__PROBLEM__: Print the whole listing exactly.

(Dataset entries)
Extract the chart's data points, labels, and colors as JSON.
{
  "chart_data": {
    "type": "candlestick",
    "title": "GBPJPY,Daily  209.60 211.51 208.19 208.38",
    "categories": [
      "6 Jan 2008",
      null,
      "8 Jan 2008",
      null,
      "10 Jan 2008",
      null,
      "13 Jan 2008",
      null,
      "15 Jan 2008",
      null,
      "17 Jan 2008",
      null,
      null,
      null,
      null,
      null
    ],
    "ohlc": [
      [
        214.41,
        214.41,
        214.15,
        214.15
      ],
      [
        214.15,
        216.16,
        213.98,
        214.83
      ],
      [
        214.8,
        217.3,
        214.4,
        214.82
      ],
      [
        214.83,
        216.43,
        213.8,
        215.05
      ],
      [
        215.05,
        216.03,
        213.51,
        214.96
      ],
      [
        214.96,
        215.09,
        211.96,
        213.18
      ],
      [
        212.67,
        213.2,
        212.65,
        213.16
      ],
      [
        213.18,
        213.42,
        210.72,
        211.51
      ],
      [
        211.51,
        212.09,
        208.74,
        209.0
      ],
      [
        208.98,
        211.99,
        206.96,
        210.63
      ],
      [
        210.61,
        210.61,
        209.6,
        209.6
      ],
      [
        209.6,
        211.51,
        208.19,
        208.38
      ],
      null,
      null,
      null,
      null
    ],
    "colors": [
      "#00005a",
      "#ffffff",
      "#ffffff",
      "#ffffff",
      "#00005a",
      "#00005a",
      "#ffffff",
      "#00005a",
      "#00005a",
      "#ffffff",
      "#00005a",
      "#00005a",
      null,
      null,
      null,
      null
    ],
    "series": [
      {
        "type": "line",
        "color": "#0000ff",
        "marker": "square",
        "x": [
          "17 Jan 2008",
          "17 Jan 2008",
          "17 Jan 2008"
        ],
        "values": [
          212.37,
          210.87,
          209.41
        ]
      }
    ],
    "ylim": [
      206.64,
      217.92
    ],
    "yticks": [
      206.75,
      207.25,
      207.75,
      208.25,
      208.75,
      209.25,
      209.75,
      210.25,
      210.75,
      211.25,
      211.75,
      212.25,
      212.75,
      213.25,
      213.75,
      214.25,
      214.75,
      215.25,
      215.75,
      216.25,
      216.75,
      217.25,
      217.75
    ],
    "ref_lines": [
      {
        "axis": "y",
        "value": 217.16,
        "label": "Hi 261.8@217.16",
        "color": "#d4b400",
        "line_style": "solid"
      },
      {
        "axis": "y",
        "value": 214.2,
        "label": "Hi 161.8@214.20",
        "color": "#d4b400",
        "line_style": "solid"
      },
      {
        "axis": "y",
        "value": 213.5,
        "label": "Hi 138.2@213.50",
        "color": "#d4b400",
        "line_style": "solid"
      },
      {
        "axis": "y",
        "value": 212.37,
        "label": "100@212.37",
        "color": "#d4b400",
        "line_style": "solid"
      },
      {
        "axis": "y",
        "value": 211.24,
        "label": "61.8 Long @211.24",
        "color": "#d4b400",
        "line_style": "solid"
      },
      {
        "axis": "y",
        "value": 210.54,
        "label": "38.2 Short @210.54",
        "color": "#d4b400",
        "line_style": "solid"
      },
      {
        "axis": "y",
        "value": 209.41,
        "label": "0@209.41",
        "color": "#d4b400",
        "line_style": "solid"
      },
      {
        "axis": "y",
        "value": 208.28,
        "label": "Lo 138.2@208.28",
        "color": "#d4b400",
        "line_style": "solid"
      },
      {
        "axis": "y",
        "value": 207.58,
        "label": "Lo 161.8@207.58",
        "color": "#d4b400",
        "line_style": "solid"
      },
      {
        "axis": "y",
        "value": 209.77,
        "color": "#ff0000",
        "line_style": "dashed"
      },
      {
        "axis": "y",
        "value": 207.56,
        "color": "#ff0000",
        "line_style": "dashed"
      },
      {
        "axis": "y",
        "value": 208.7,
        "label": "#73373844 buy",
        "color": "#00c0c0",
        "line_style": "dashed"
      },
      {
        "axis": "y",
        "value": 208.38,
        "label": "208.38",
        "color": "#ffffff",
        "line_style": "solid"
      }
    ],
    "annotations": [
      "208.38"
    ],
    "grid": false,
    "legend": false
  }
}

__THE SOLUTION__:
Extract the chart's data points, labels, and colors as JSON.
{
  "chart_data": {
    "type": "candlestick",
    "title": "GBPJPY,Daily  209.60 211.51 208.19 208.38",
    "categories": [
      "6 Jan 2008",
      null,
      "8 Jan 2008",
      null,
      "10 Jan 2008",
      null,
      "13 Jan 2008",
      null,
      "15 Jan 2008",
      null,
      "17 Jan 2008",
      null,
      null,
      null,
      null,
      null
    ],
    "ohlc": [
      [
        214.41,
        214.41,
        214.15,
        214.15
      ],
      [
        214.15,
        216.16,
        213.98,
        214.83
      ],
      [
        214.8,
        217.3,
        214.4,
        214.82
      ],
      [
        214.83,
        216.43,
        213.8,
        215.05
      ],
      [
        215.05,
        216.03,
        213.51,
        214.96
      ],
      [
        214.96,
        215.09,
        211.96,
        213.18
      ],
      [
        212.67,
        213.2,
        212.65,
        213.16
      ],
      [
        213.18,
        213.42,
        210.72,
        211.51
      ],
      [
        211.51,
        212.09,
        208.74,
        209.0
      ],
      [
        208.98,
        211.99,
        206.96,
        210.63
      ],
      [
        210.61,
        210.61,
        209.6,
        209.6
      ],
      [
        209.6,
        211.51,
        208.19,
        208.38
      ],
      null,
      null,
      null,
      null
    ],
    "colors": [
      "#00005a",
      "#ffffff",
      "#ffffff",
      "#ffffff",
      "#00005a",
      "#00005a",
      "#ffffff",
      "#00005a",
      "#00005a",
      "#ffffff",
      "#00005a",
      "#00005a",
      null,
      null,
      null,
      null
    ],
    "series": [
      {
        "type": "line",
        "color": "#0000ff",
        "marker": "square",
        "x": [
          "17 Jan 2008",
          "17 Jan 2008",
          "17 Jan 2008"
        ],
        "values": [
          212.37,
          210.87,
          209.41
        ]
      }
    ],
    "ylim": [
      206.64,
      217.92
    ],
    "yticks": [
      206.75,
      207.25,
      207.75,
      208.25,
      208.75,
      209.25,
      209.75,
      210.25,
      210.75,
      211.25,
      211.75,
      212.25,
      212.75,
      213.25,
      213.75,
      214.25,
      214.75,
      215.25,
      215.75,
      216.25,
      216.75,
      217.25,
      217.75
    ],
    "ref_lines": [
      {
        "axis": "y",
        "value": 217.16,
        "label": "Hi 261.8@217.16",
        "color": "#d4b400",
        "line_style": "solid"
      },
      {
        "axis": "y",
        "value": 214.2,
        "label": "Hi 161.8@214.20",
        "color": "#d4b400",
        "line_style": "solid"
      },
      {
        "axis": "y",
        "value": 213.5,
        "label": "Hi 138.2@213.50",
        "color": "#d4b400",
        "line_style": "solid"
      },
      {
        "axis": "y",
        "value": 212.37,
        "label": "100@212.37",
        "color": "#d4b400",
        "line_style": "solid"
      },
      {
        "axis": "y",
        "value": 211.24,
        "label": "61.8 Long @211.24",
        "color": "#d4b400",
        "line_style": "solid"
      },
      {
        "axis": "y",
        "value": 210.54,
        "label": "38.2 Short @210.54",
        "color": "#d4b400",
        "line_style": "solid"
      },
      {
        "axis": "y",
        "value": 209.41,
        "label": "0@209.41",
        "color": "#d4b400",
        "line_style": "solid"
      },
      {
        "axis": "y",
        "value": 208.28,
        "label": "Lo 138.2@208.28",
        "color": "#d4b400",
        "line_style": "solid"
      },
      {
        "axis": "y",
        "value": 207.58,
        "label": "Lo 161.8@207.58",
        "color": "#d4b400",
        "line_style": "solid"
      },
      {
        "axis": "y",
        "value": 209.77,
        "color": "#ff0000",
        "line_style": "dashed"
      },
      {
        "axis": "y",
        "value": 207.56,
        "color": "#ff0000",
        "line_style": "dashed"
      },
      {
        "axis": "y",
        "value": 208.7,
        "label": "#73373844 buy",
        "color": "#00c0c0",
        "line_style": "dashed"
      },
      {
        "axis": "y",
        "value": 208.38,
        "label": "208.38",
        "color": "#ffffff",
        "line_style": "solid"
      }
    ],
    "annotations": [
      "208.38"
    ],
    "grid": false,
    "legend": false
  }
}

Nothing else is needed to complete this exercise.